DIRECTION: Present the following data again exactly as it is shown.
══════════════════════════════
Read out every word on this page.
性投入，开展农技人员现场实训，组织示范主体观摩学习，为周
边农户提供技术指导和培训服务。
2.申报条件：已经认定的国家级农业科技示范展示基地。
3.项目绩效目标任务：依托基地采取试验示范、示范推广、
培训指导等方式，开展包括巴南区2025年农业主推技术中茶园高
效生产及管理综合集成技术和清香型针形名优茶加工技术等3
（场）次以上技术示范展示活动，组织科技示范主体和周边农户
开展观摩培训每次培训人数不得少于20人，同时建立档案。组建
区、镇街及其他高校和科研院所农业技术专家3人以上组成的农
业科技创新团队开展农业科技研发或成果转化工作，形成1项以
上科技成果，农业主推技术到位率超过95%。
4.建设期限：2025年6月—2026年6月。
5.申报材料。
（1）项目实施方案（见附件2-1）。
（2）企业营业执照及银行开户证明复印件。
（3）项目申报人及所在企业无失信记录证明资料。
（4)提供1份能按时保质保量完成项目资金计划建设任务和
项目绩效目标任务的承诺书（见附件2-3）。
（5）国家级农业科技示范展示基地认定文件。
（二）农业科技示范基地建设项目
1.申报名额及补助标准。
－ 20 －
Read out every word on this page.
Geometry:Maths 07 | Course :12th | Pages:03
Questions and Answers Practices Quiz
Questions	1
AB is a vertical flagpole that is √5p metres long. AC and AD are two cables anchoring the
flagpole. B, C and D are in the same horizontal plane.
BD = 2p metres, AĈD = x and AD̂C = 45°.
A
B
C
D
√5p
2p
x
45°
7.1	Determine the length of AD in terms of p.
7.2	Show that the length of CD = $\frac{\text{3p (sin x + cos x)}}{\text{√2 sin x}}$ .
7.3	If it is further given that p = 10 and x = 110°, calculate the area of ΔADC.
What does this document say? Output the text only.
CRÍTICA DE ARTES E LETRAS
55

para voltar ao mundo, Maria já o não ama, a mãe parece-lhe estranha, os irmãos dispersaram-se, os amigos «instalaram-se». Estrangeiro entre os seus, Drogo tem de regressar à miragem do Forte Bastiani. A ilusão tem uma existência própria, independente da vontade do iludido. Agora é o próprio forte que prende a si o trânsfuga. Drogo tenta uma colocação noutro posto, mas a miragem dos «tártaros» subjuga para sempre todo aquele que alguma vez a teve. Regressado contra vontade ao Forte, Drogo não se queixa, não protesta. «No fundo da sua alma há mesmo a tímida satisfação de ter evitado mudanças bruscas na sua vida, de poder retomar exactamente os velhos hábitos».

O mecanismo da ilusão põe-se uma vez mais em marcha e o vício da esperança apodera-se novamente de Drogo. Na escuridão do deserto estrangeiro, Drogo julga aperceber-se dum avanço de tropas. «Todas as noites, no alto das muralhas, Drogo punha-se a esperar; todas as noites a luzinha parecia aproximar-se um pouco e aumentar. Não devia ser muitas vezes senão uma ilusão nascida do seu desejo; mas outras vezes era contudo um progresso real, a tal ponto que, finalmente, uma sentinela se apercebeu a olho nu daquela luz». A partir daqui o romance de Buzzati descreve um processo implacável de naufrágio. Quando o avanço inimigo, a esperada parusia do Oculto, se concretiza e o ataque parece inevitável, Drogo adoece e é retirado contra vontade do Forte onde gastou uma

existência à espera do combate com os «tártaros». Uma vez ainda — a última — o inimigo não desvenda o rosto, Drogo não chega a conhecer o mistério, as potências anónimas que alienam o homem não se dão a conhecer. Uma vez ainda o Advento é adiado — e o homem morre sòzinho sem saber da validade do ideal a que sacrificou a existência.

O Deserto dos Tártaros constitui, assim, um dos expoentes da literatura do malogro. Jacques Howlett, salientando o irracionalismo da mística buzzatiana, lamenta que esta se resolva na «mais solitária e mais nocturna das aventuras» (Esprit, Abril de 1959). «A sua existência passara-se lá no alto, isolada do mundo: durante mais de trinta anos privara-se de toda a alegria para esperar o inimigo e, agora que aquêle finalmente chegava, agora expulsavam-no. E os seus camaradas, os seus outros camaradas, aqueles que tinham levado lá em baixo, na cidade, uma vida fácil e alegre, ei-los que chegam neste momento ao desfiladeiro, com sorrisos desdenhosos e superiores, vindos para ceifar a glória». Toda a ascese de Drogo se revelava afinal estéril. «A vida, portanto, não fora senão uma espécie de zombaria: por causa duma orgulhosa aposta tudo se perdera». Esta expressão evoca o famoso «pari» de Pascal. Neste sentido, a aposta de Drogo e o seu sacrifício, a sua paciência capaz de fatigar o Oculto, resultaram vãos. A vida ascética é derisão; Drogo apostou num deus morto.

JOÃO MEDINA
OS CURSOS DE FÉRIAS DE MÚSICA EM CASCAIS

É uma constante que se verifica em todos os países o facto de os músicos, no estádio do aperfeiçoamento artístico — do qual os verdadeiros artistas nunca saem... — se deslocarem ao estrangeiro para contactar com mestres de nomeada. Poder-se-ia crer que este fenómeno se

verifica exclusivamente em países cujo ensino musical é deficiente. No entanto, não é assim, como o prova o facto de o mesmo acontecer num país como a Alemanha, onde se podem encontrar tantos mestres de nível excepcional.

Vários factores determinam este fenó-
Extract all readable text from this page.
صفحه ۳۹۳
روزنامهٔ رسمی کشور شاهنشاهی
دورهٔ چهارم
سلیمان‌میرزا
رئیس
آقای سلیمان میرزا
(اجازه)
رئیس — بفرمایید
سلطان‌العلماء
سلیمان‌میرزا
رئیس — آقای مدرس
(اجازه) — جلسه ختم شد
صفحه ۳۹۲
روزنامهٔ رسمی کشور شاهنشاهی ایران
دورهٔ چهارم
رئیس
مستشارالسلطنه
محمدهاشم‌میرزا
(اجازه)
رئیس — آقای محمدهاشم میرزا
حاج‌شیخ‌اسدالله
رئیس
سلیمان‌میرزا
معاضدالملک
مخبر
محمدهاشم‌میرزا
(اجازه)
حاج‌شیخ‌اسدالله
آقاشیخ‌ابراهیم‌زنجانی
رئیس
══════════════════════════════
EXPECTED ANSWER:
Read out every word on this page.
性投入，开展农技人员现场实训，组织示范主体观摩学习，为周
边农户提供技术指导和培训服务。
2.申报条件：已经认定的国家级农业科技示范展示基地。
3.项目绩效目标任务：依托基地采取试验示范、示范推广、
培训指导等方式，开展包括巴南区2025年农业主推技术中茶园高
效生产及管理综合集成技术和清香型针形名优茶加工技术等3
（场）次以上技术示范展示活动，组织科技示范主体和周边农户
开展观摩培训每次培训人数不得少于20人，同时建立档案。组建
区、镇街及其他高校和科研院所农业技术专家3人以上组成的农
业科技创新团队开展农业科技研发或成果转化工作，形成1项以
上科技成果，农业主推技术到位率超过95%。
4.建设期限：2025年6月—2026年6月。
5.申报材料。
（1）项目实施方案（见附件2-1）。
（2）企业营业执照及银行开户证明复印件。
（3）项目申报人及所在企业无失信记录证明资料。
（4)提供1份能按时保质保量完成项目资金计划建设任务和
项目绩效目标任务的承诺书（见附件2-3）。
（5）国家级农业科技示范展示基地认定文件。
（二）农业科技示范基地建设项目
1.申报名额及补助标准。
－ 20 －
Read out every word on this page.
Geometry:Maths 07 | Course :12th | Pages:03
Questions and Answers Practices Quiz
Questions	1
AB is a vertical flagpole that is √5p metres long. AC and AD are two cables anchoring the
flagpole. B, C and D are in the same horizontal plane.
BD = 2p metres, AĈD = x and AD̂C = 45°.
A
B
C
D
√5p
2p
x
45°
7.1	Determine the length of AD in terms of p.
7.2	Show that the length of CD = $\frac{\text{3p (sin x + cos x)}}{\text{√2 sin x}}$ .
7.3	If it is further given that p = 10 and x = 110°, calculate the area of ΔADC.
What does this document say? Output the text only.
CRÍTICA DE ARTES E LETRAS
55

para voltar ao mundo, Maria já o não ama, a mãe parece-lhe estranha, os irmãos dispersaram-se, os amigos «instalaram-se». Estrangeiro entre os seus, Drogo tem de regressar à miragem do Forte Bastiani. A ilusão tem uma existência própria, independente da vontade do iludido. Agora é o próprio forte que prende a si o trânsfuga. Drogo tenta uma colocação noutro posto, mas a miragem dos «tártaros» subjuga para sempre todo aquele que alguma vez a teve. Regressado contra vontade ao Forte, Drogo não se queixa, não protesta. «No fundo da sua alma há mesmo a tímida satisfação de ter evitado mudanças bruscas na sua vida, de poder retomar exactamente os velhos hábitos».

O mecanismo da ilusão põe-se uma vez mais em marcha e o vício da esperança apodera-se novamente de Drogo. Na escuridão do deserto estrangeiro, Drogo julga aperceber-se dum avanço de tropas. «Todas as noites, no alto das muralhas, Drogo punha-se a esperar; todas as noites a luzinha parecia aproximar-se um pouco e aumentar. Não devia ser muitas vezes senão uma ilusão nascida do seu desejo; mas outras vezes era contudo um progresso real, a tal ponto que, finalmente, uma sentinela se apercebeu a olho nu daquela luz». A partir daqui o romance de Buzzati descreve um processo implacável de naufrágio. Quando o avanço inimigo, a esperada parusia do Oculto, se concretiza e o ataque parece inevitável, Drogo adoece e é retirado contra vontade do Forte onde gastou uma

existência à espera do combate com os «tártaros». Uma vez ainda — a última — o inimigo não desvenda o rosto, Drogo não chega a conhecer o mistério, as potências anónimas que alienam o homem não se dão a conhecer. Uma vez ainda o Advento é adiado — e o homem morre sòzinho sem saber da validade do ideal a que sacrificou a existência.

O Deserto dos Tártaros constitui, assim, um dos expoentes da literatura do malogro. Jacques Howlett, salientando o irracionalismo da mística buzzatiana, lamenta que esta se resolva na «mais solitária e mais nocturna das aventuras» (Esprit, Abril de 1959). «A sua existência passara-se lá no alto, isolada do mundo: durante mais de trinta anos privara-se de toda a alegria para esperar o inimigo e, agora que aquêle finalmente chegava, agora expulsavam-no. E os seus camaradas, os seus outros camaradas, aqueles que tinham levado lá em baixo, na cidade, uma vida fácil e alegre, ei-los que chegam neste momento ao desfiladeiro, com sorrisos desdenhosos e superiores, vindos para ceifar a glória». Toda a ascese de Drogo se revelava afinal estéril. «A vida, portanto, não fora senão uma espécie de zombaria: por causa duma orgulhosa aposta tudo se perdera». Esta expressão evoca o famoso «pari» de Pascal. Neste sentido, a aposta de Drogo e o seu sacrifício, a sua paciência capaz de fatigar o Oculto, resultaram vãos. A vida ascética é derisão; Drogo apostou num deus morto.

JOÃO MEDINA
OS CURSOS DE FÉRIAS DE MÚSICA EM CASCAIS

É uma constante que se verifica em todos os países o facto de os músicos, no estádio do aperfeiçoamento artístico — do qual os verdadeiros artistas nunca saem... — se deslocarem ao estrangeiro para contactar com mestres de nomeada. Poder-se-ia crer que este fenómeno se

verifica exclusivamente em países cujo ensino musical é deficiente. No entanto, não é assim, como o prova o facto de o mesmo acontecer num país como a Alemanha, onde se podem encontrar tantos mestres de nível excepcional.

Vários factores determinam este fenó-
Extract all readable text from this page.
صفحه ۳۹۳
روزنامهٔ رسمی کشور شاهنشاهی
دورهٔ چهارم
سلیمان‌میرزا
رئیس
آقای سلیمان میرزا
(اجازه)
رئیس — بفرمایید
سلطان‌العلماء
سلیمان‌میرزا
رئیس — آقای مدرس
(اجازه) — جلسه ختم شد
صفحه ۳۹۲
روزنامهٔ رسمی کشور شاهنشاهی ایران
دورهٔ چهارم
رئیس
مستشارالسلطنه
محمدهاشم‌میرزا
(اجازه)
رئیس — آقای محمدهاشم میرزا
حاج‌شیخ‌اسدالله
رئیس
سلیمان‌میرزا
معاضدالملک
مخبر
محمدهاشم‌میرزا
(اجازه)
حاج‌شیخ‌اسدالله
آقاشیخ‌ابراهیم‌زنجانی
رئیس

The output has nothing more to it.